#### [Prompt]
Reproduce all entries verbatim, with nothing added or dropped.

— Begin Dataset excerpts —

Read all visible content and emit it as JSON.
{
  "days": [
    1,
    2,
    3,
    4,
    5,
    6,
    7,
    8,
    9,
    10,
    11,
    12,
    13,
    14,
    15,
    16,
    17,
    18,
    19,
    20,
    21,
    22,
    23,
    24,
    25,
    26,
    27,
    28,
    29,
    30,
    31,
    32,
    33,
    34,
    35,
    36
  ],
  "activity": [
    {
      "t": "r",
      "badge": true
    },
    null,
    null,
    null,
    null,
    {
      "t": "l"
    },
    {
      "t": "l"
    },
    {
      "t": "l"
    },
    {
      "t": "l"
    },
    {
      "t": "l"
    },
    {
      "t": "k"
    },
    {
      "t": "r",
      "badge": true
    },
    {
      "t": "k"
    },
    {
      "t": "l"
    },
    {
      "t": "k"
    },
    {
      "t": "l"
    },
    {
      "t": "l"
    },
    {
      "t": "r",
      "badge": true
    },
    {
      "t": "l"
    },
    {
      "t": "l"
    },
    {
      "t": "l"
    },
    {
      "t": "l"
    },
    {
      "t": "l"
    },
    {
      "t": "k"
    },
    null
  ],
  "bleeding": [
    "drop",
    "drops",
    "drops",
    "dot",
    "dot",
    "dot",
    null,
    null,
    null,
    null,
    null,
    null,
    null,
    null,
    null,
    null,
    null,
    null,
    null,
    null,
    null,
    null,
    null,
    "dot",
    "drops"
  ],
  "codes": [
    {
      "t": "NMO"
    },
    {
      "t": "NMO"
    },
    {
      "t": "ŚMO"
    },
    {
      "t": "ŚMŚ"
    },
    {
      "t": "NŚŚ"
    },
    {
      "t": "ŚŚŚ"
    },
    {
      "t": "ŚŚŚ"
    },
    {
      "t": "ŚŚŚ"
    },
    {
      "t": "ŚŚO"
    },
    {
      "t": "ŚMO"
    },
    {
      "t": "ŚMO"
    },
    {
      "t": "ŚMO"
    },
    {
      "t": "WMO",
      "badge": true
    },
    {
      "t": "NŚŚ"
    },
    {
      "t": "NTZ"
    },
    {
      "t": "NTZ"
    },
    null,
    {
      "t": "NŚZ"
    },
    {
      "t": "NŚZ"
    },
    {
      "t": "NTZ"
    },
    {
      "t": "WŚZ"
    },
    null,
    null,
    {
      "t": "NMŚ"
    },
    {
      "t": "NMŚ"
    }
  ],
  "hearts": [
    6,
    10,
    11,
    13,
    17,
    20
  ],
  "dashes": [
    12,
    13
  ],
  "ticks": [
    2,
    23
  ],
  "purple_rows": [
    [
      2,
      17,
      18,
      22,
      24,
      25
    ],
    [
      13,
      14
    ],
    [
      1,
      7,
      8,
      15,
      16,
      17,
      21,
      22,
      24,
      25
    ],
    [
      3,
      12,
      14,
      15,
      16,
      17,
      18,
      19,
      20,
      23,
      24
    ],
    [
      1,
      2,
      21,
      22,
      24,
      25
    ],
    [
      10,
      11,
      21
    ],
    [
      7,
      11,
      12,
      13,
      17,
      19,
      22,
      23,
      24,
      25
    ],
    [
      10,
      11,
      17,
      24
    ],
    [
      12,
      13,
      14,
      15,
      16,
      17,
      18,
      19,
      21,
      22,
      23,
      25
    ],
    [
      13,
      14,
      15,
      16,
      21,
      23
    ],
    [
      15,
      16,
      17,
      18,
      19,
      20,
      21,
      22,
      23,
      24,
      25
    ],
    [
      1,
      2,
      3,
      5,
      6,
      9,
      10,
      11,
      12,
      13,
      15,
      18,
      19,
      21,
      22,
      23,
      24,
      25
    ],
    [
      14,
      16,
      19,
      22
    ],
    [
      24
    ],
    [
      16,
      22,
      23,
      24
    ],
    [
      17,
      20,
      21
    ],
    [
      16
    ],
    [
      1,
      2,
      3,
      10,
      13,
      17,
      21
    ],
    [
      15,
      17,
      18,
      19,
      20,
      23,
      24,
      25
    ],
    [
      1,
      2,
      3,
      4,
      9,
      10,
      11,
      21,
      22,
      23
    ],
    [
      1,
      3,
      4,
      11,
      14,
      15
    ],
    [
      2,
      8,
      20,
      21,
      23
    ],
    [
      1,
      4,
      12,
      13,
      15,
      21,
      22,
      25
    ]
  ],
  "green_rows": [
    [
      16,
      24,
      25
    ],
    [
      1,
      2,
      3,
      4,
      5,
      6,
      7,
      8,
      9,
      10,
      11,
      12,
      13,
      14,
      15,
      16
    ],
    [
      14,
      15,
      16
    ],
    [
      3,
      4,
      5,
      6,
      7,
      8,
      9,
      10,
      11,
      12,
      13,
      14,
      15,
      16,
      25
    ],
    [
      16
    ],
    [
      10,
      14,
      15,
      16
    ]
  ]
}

— End Dataset excerpts —

#### [Solution for this exercise]
Read all visible content and emit it as JSON.
{
  "days": [
    1,
    2,
    3,
    4,
    5,
    6,
    7,
    8,
    9,
    10,
    11,
    12,
    13,
    14,
    15,
    16,
    17,
    18,
    19,
    20,
    21,
    22,
    23,
    24,
    25,
    26,
    27,
    28,
    29,
    30,
    31,
    32,
    33,
    34,
    35,
    36
  ],
  "activity": [
    {
      "t": "r",
      "badge": true
    },
    null,
    null,
    null,
    null,
    {
      "t": "l"
    },
    {
      "t": "l"
    },
    {
      "t": "l"
    },
    {
      "t": "l"
    },
    {
      "t": "l"
    },
    {
      "t": "k"
    },
    {
      "t": "r",
      "badge": true
    },
    {
      "t": "k"
    },
    {
      "t": "l"
    },
    {
      "t": "k"
    },
    {
      "t": "l"
    },
    {
      "t": "l"
    },
    {
      "t": "r",
      "badge": true
    },
    {
      "t": "l"
    },
    {
      "t": "l"
    },
    {
      "t": "l"
    },
    {
      "t": "l"
    },
    {
      "t": "l"
    },
    {
      "t": "k"
    },
    null
  ],
  "bleeding": [
    "drop",
    "drops",
    "drops",
    "dot",
    "dot",
    "dot",
    null,
    null,
    null,
    null,
    null,
    null,
    null,
    null,
    null,
    null,
    null,
    null,
    null,
    null,
    null,
    null,
    null,
    "dot",
    "drops"
  ],
  "codes": [
    {
      "t": "NMO"
    },
    {
      "t": "NMO"
    },
    {
      "t": "ŚMO"
    },
    {
      "t": "ŚMŚ"
    },
    {
      "t": "NŚŚ"
    },
    {
      "t": "ŚŚŚ"
    },
    {
      "t": "ŚŚŚ"
    },
    {
      "t": "ŚŚŚ"
    },
    {
      "t": "ŚŚO"
    },
    {
      "t": "ŚMO"
    },
    {
      "t": "ŚMO"
    },
    {
      "t": "ŚMO"
    },
    {
      "t": "WMO",
      "badge": true
    },
    {
      "t": "NŚŚ"
    },
    {
      "t": "NTZ"
    },
    {
      "t": "NTZ"
    },
    null,
    {
      "t": "NŚZ"
    },
    {
      "t": "NŚZ"
    },
    {
      "t": "NTZ"
    },
    {
      "t": "WŚZ"
    },
    null,
    null,
    {
      "t": "NMŚ"
    },
    {
      "t": "NMŚ"
    }
  ],
  "hearts": [
    6,
    10,
    11,
    13,
    17,
    20
  ],
  "dashes": [
    12,
    13
  ],
  "ticks": [
    2,
    23
  ],
  "purple_rows": [
    [
      2,
      17,
      18,
      22,
      24,
      25
    ],
    [
      13,
      14
    ],
    [
      1,
      7,
      8,
      15,
      16,
      17,
      21,
      22,
      24,
      25
    ],
    [
      3,
      12,
      14,
      15,
      16,
      17,
      18,
      19,
      20,
      23,
      24
    ],
    [
      1,
      2,
      21,
      22,
      24,
      25
    ],
    [
      10,
      11,
      21
    ],
    [
      7,
      11,
      12,
      13,
      17,
      19,
      22,
      23,
      24,
      25
    ],
    [
      10,
      11,
      17,
      24
    ],
    [
      12,
      13,
      14,
      15,
      16,
      17,
      18,
      19,
      21,
      22,
      23,
      25
    ],
    [
      13,
      14,
      15,
      16,
      21,
      23
    ],
    [
      15,
      16,
      17,
      18,
      19,
      20,
      21,
      22,
      23,
      24,
      25
    ],
    [
      1,
      2,
      3,
      5,
      6,
      9,
      10,
      11,
      12,
      13,
      15,
      18,
      19,
      21,
      22,
      23,
      24,
      25
    ],
    [
      14,
      16,
      19,
      22
    ],
    [
      24
    ],
    [
      16,
      22,
      23,
      24
    ],
    [
      17,
      20,
      21
    ],
    [
      16
    ],
    [
      1,
      2,
      3,
      10,
      13,
      17,
      21
    ],
    [
      15,
      17,
      18,
      19,
      20,
      23,
      24,
      25
    ],
    [
      1,
      2,
      3,
      4,
      9,
      10,
      11,
      21,
      22,
      23
    ],
    [
      1,
      3,
      4,
      11,
      14,
      15
    ],
    [
      2,
      8,
      20,
      21,
      23
    ],
    [
      1,
      4,
      12,
      13,
      15,
      21,
      22,
      25
    ]
  ],
  "green_rows": [
    [
      16,
      24,
      25
    ],
    [
      1,
      2,
      3,
      4,
      5,
      6,
      7,
      8,
      9,
      10,
      11,
      12,
      13,
      14,
      15,
      16
    ],
    [
      14,
      15,
      16
    ],
    [
      3,
      4,
      5,
      6,
      7,
      8,
      9,
      10,
      11,
      12,
      13,
      14,
      15,
      16,
      25
    ],
    [
      16
    ],
    [
      10,
      14,
      15,
      16
    ]
  ]
}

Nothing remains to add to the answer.